**WRITTEN REQUEST 1**:
In the mailing-list message, why does David Matlack say the one-object cache scenario will not happen?
**WRITTEN REQUEST 2**:
Swap "paragraph-closing" for "paragraph-final" in the records from their start through the line holding "chapter-footnote-marker: 1: [806, 382, 814, 402]", inclusive, and reproduce those lines with nothing else changed.
===== TEXT =====
Re: [RFC PATCH 12/15] KVM: x86/mmu: Split large pages when dirty logging is enabled

David Matlack <dmatlack@xxxxxxxxxx> · Wed, 1 Dec 2021 13:36:11 -0800

On Wed, Dec 1, 2021 at 10:29 AM Sean Christopherson <seanjc@xxxxxxxxxx> wrote:
>
> On Wed, Dec 01, 2021, Peter Xu wrote:
> > On Tue, Nov 30, 2021 at 05:29:10PM -0800, David Matlack wrote:
> > > On Tue, Nov 30, 2021 at 5:01 PM Sean Christopherson <seanjc@xxxxxxxxxx> wrote:
> > > > So '1' is technically correct, but I think it's the wrong choice given the behavior
> > > > of this code.  E.g. if there's 1 object in the cache, the initial top-up will do
> > > > nothing,
> > >
> > > This scenario will not happen though, since we free the caches after
> > > splitting. So, the next time userspace enables dirty logging on a
> > > memslot and we go to do the initial top-up the caches will have 0
> > > objects.
>
> Ah.
===== MATERIALS PROVIDED =====
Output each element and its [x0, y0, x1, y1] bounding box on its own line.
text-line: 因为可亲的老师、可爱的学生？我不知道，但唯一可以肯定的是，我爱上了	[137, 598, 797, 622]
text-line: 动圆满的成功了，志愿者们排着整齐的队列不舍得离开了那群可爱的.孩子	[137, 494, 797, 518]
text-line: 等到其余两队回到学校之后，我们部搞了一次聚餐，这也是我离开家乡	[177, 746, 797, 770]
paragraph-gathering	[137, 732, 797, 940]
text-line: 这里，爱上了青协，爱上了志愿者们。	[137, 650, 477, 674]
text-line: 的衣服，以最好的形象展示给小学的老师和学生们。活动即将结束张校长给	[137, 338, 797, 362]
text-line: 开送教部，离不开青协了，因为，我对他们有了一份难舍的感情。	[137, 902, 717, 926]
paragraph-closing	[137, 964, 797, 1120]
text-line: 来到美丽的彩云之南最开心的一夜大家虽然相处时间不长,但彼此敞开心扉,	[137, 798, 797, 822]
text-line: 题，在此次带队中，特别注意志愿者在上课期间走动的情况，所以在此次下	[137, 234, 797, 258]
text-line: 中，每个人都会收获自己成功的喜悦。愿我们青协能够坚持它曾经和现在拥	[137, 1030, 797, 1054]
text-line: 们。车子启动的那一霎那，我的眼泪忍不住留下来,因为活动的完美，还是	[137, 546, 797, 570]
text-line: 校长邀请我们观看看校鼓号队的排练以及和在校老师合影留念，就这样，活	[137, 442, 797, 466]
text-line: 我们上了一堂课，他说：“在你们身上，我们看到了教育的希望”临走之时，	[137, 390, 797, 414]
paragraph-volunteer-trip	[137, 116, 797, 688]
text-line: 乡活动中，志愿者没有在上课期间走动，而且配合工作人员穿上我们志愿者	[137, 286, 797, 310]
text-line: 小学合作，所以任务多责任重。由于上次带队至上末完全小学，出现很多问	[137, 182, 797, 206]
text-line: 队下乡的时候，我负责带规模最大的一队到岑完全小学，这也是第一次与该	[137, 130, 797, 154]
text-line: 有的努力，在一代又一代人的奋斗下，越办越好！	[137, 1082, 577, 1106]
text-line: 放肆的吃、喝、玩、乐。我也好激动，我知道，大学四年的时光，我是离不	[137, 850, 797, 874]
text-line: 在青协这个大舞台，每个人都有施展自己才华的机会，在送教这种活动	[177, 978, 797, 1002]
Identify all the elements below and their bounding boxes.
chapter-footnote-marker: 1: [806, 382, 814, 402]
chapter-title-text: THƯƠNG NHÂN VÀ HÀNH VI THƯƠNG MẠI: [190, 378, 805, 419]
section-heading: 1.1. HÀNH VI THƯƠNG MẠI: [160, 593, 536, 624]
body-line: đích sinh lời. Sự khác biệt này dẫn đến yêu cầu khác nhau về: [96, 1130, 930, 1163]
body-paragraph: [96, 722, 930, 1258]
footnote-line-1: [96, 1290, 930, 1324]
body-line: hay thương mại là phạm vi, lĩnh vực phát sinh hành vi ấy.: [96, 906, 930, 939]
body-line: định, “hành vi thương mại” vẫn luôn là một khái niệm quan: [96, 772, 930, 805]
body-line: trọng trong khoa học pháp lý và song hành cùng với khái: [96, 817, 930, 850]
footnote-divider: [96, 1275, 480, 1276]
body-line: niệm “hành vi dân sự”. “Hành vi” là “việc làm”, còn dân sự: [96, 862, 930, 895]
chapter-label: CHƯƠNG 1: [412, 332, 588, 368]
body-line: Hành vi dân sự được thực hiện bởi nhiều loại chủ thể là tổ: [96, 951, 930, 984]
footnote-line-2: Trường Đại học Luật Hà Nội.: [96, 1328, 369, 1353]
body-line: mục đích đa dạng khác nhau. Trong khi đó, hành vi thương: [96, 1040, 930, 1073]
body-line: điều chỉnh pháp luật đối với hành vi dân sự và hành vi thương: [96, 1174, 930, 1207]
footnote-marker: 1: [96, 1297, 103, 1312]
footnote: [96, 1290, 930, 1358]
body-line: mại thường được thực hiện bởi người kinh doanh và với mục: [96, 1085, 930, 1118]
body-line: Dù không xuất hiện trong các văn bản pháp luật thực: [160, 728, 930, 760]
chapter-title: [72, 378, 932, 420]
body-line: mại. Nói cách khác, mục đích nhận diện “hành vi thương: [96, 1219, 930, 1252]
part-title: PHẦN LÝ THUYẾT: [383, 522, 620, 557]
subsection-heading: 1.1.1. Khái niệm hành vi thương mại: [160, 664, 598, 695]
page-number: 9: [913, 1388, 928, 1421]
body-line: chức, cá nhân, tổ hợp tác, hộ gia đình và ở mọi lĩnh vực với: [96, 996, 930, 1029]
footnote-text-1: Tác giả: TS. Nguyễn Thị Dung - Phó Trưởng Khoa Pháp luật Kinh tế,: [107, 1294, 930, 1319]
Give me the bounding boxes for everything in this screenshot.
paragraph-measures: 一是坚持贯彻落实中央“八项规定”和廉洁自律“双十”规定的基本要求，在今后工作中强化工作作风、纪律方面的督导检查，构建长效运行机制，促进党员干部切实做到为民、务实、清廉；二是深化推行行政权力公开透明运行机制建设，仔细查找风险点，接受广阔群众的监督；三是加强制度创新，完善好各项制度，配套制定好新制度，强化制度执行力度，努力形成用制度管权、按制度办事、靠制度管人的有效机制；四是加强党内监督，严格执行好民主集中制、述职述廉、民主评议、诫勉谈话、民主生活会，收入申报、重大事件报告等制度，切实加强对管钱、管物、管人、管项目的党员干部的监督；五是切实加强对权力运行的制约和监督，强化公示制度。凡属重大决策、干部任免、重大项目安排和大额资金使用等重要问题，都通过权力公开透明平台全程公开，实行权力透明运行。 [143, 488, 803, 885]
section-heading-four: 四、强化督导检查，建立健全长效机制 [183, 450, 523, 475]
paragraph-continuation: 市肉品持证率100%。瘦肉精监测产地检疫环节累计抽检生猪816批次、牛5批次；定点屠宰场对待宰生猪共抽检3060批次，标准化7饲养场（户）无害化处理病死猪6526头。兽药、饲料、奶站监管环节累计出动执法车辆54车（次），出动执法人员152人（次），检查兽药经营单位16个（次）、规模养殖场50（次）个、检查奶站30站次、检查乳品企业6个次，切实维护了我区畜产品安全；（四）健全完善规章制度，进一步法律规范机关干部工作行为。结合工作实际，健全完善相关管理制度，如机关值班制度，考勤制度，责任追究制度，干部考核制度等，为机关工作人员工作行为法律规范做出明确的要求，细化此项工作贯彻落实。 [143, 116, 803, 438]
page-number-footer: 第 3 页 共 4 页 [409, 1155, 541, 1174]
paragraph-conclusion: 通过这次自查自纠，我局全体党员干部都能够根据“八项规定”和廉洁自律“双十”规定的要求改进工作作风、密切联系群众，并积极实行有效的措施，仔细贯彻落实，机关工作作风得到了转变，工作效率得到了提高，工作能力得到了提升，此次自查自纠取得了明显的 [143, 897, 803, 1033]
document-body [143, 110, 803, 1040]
=====
**EXERCISE SOLUTION 1**:
The caches are freed after splitting, so they will have 0 objects at the next initial top-up.

**EXERCISE SOLUTION 2**:
Output each element and its [x0, y0, x1, y1] bounding box on its own line.
text-line: 因为可亲的老师、可爱的学生？我不知道，但唯一可以肯定的是，我爱上了	[137, 598, 797, 622]
text-line: 动圆满的成功了，志愿者们排着整齐的队列不舍得离开了那群可爱的.孩子	[137, 494, 797, 518]
text-line: 等到其余两队回到学校之后，我们部搞了一次聚餐，这也是我离开家乡	[177, 746, 797, 770]
paragraph-gathering	[137, 732, 797, 940]
text-line: 这里，爱上了青协，爱上了志愿者们。	[137, 650, 477, 674]
text-line: 的衣服，以最好的形象展示给小学的老师和学生们。活动即将结束张校长给	[137, 338, 797, 362]
text-line: 开送教部，离不开青协了，因为，我对他们有了一份难舍的感情。	[137, 902, 717, 926]
paragraph-final	[137, 964, 797, 1120]
text-line: 来到美丽的彩云之南最开心的一夜大家虽然相处时间不长,但彼此敞开心扉,	[137, 798, 797, 822]
text-line: 题，在此次带队中，特别注意志愿者在上课期间走动的情况，所以在此次下	[137, 234, 797, 258]
text-line: 中，每个人都会收获自己成功的喜悦。愿我们青协能够坚持它曾经和现在拥	[137, 1030, 797, 1054]
text-line: 们。车子启动的那一霎那，我的眼泪忍不住留下来,因为活动的完美，还是	[137, 546, 797, 570]
text-line: 校长邀请我们观看看校鼓号队的排练以及和在校老师合影留念，就这样，活	[137, 442, 797, 466]
text-line: 我们上了一堂课，他说：“在你们身上，我们看到了教育的希望”临走之时，	[137, 390, 797, 414]
paragraph-volunteer-trip	[137, 116, 797, 688]
text-line: 乡活动中，志愿者没有在上课期间走动，而且配合工作人员穿上我们志愿者	[137, 286, 797, 310]
text-line: 小学合作，所以任务多责任重。由于上次带队至上末完全小学，出现很多问	[137, 182, 797, 206]
text-line: 队下乡的时候，我负责带规模最大的一队到岑完全小学，这也是第一次与该	[137, 130, 797, 154]
text-line: 有的努力，在一代又一代人的奋斗下，越办越好！	[137, 1082, 577, 1106]
text-line: 放肆的吃、喝、玩、乐。我也好激动，我知道，大学四年的时光，我是离不	[137, 850, 797, 874]
text-line: 在青协这个大舞台，每个人都有施展自己才华的机会，在送教这种活动	[177, 978, 797, 1002]
Identify all the elements below and their bounding boxes.
chapter-footnote-marker: 1: [806, 382, 814, 402]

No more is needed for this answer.